● Task details: In the records that follow, show each line where the word "true" is present.

* begin Entries shown *

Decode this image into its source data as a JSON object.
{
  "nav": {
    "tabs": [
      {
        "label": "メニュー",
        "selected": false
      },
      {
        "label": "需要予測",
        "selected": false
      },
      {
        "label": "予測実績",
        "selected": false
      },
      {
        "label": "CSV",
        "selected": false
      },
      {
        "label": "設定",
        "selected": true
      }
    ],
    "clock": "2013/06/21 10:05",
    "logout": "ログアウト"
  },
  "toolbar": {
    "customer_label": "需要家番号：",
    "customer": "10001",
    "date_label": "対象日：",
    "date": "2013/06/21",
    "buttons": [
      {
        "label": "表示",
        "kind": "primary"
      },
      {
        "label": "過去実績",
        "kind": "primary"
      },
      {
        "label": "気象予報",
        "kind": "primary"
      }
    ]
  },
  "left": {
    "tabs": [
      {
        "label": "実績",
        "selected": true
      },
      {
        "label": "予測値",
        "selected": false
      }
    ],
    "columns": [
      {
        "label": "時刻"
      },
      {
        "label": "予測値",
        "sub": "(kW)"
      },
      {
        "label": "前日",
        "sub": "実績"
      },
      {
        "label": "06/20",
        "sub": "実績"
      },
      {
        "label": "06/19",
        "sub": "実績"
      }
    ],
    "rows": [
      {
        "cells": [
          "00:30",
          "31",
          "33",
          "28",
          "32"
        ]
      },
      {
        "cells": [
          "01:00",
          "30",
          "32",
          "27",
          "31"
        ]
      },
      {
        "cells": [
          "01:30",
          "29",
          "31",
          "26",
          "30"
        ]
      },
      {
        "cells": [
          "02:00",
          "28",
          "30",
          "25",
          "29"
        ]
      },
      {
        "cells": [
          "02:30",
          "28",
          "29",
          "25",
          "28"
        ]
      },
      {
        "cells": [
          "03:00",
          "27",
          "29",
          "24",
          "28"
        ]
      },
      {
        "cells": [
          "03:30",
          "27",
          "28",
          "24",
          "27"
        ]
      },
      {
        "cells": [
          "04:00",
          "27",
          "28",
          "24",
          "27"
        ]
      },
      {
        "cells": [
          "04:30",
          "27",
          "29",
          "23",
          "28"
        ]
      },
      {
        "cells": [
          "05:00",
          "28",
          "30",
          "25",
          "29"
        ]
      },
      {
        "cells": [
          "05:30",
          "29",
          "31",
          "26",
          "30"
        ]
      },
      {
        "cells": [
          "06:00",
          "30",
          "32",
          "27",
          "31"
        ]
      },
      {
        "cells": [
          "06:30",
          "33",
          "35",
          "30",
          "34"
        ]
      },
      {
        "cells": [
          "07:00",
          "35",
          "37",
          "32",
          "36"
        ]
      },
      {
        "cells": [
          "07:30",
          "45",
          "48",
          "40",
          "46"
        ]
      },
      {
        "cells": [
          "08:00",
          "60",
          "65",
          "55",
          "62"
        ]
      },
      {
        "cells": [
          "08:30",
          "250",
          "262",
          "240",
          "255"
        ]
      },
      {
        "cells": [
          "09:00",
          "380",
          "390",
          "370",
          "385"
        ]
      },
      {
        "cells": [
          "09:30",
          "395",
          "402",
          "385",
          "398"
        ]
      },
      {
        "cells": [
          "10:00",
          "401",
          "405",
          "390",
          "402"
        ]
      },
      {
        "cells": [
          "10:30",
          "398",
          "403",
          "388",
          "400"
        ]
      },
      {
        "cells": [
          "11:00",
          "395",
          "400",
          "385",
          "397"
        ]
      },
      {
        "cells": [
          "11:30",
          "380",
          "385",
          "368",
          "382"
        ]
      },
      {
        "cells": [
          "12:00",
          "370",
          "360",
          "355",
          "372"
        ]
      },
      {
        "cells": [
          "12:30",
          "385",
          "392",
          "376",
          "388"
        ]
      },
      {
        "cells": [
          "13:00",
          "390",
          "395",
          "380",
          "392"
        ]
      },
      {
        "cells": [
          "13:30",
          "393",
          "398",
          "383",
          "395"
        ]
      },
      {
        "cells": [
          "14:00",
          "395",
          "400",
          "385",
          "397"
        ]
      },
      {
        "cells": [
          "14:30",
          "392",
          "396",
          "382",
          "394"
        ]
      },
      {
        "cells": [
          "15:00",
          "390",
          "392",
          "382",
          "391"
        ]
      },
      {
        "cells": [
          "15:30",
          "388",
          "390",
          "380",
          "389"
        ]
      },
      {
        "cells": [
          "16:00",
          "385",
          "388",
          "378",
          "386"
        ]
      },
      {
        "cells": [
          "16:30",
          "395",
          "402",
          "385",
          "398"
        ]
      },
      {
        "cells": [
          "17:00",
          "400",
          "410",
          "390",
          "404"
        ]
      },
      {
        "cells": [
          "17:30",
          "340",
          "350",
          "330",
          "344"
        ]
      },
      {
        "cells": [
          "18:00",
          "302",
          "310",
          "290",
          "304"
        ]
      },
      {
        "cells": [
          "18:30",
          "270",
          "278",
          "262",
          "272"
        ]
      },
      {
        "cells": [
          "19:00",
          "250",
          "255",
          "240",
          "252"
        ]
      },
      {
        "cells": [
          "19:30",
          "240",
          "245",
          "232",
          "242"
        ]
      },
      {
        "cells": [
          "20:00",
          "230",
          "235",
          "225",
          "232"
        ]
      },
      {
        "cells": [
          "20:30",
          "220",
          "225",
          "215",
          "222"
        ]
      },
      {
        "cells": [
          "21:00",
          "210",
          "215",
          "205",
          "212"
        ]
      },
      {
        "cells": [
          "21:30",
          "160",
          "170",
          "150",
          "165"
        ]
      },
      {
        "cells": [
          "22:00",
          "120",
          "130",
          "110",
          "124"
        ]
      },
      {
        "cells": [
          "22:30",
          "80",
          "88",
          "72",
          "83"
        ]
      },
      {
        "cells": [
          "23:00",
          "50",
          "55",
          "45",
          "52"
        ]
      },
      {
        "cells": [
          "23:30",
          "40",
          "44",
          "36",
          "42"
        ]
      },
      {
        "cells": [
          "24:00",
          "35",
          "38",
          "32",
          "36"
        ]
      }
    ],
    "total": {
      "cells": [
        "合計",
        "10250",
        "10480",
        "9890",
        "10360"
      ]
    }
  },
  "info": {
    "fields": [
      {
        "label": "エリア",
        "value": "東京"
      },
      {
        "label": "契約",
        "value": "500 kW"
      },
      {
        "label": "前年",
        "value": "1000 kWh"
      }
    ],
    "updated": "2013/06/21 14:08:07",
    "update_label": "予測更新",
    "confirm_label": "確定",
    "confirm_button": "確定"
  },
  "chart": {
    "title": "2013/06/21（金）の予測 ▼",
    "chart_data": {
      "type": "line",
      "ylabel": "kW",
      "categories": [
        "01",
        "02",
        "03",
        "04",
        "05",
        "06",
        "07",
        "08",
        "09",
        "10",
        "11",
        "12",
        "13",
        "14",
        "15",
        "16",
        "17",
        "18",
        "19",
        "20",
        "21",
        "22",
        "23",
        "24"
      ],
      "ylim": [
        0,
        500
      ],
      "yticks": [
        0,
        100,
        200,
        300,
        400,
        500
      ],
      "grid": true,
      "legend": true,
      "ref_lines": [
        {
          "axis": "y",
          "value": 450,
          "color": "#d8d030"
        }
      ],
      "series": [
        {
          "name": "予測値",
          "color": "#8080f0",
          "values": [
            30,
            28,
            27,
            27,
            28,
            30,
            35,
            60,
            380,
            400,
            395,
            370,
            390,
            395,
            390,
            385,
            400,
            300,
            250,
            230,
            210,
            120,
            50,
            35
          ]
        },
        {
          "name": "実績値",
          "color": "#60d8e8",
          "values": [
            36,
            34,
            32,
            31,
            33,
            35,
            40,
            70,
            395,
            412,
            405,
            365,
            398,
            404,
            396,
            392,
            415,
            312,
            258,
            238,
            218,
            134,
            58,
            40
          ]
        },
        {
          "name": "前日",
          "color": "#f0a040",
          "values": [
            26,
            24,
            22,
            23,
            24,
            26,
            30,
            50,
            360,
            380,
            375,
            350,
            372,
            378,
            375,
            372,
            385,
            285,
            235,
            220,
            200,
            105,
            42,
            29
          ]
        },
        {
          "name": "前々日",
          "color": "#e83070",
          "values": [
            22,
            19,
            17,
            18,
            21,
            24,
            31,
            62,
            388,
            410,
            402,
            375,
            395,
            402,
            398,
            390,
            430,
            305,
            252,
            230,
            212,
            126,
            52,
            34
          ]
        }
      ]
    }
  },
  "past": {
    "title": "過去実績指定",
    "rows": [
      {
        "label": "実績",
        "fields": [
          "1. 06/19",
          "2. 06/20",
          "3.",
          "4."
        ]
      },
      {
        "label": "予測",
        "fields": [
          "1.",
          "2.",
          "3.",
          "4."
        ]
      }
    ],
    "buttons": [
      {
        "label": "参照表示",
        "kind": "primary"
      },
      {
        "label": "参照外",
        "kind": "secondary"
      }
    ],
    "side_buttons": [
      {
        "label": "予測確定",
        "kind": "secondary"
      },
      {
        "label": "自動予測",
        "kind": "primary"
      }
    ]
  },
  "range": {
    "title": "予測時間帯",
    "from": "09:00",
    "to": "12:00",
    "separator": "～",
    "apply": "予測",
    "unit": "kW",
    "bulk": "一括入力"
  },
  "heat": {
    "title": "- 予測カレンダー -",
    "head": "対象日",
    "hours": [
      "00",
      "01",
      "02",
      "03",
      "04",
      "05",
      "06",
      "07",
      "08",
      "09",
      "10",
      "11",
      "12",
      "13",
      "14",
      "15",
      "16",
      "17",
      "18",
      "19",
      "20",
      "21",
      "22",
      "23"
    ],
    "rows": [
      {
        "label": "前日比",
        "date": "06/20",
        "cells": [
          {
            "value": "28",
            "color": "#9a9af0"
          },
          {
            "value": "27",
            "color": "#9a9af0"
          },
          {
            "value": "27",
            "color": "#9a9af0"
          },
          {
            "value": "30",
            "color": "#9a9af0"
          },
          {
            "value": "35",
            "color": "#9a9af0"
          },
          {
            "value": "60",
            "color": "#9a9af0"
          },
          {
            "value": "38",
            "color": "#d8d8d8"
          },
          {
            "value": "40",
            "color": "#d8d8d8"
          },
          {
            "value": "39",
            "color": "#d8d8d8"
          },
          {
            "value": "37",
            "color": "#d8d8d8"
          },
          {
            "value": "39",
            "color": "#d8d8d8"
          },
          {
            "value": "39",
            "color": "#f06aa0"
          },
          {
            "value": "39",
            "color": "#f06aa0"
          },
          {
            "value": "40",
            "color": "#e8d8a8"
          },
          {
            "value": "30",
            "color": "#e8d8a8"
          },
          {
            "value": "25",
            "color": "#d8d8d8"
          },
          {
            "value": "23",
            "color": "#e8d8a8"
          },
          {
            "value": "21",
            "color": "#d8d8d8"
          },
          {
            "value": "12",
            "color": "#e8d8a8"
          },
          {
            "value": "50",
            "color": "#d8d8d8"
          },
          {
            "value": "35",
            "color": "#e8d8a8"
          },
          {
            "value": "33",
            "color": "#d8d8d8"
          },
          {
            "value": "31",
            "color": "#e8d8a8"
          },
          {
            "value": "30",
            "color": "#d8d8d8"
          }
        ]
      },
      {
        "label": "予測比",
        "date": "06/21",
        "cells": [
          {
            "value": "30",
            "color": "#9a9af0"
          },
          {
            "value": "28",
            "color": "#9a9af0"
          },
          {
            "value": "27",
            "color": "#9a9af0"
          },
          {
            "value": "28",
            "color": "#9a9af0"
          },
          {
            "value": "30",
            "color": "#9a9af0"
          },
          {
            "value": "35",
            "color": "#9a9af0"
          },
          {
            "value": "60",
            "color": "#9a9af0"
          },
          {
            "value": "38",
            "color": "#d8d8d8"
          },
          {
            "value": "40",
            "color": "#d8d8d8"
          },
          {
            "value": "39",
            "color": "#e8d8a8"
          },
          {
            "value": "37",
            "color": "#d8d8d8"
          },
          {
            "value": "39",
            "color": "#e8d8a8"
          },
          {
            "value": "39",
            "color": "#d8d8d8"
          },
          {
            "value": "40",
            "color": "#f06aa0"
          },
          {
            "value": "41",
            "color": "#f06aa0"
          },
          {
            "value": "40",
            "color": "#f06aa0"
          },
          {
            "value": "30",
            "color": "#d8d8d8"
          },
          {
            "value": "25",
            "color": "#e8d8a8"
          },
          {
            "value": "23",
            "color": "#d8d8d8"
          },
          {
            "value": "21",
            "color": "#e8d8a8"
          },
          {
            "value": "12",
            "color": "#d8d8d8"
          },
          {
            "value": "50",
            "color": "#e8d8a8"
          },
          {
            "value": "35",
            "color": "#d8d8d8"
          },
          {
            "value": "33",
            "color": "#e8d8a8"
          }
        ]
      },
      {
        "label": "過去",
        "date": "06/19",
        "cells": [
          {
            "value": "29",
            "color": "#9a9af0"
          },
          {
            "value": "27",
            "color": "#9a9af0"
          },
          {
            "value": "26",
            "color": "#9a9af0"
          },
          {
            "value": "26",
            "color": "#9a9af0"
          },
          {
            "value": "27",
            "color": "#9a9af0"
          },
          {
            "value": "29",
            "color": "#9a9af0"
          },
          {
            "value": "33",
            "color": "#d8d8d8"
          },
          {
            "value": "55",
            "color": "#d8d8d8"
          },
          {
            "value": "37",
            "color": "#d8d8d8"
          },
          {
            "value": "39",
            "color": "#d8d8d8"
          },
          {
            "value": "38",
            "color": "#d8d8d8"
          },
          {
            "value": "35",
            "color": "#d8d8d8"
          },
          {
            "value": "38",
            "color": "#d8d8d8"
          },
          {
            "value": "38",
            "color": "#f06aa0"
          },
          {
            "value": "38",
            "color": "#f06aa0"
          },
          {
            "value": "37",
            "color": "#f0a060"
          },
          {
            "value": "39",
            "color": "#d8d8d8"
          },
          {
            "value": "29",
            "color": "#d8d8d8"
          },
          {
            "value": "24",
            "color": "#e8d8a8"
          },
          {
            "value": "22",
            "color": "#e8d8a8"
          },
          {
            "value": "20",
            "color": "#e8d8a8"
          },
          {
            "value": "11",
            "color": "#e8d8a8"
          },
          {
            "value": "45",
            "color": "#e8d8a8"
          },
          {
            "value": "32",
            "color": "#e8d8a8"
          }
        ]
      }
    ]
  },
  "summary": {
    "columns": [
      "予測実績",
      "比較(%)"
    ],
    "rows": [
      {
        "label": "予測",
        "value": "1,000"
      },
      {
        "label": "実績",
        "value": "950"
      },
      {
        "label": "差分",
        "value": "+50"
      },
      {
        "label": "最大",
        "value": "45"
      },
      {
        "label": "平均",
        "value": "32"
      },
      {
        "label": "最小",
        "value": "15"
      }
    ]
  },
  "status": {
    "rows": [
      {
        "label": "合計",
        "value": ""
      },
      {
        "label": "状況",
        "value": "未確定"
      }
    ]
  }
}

* end Entries shown *

● Finished task:
        "selected": true
        "selected": true
      "grid": true,
      "legend": true,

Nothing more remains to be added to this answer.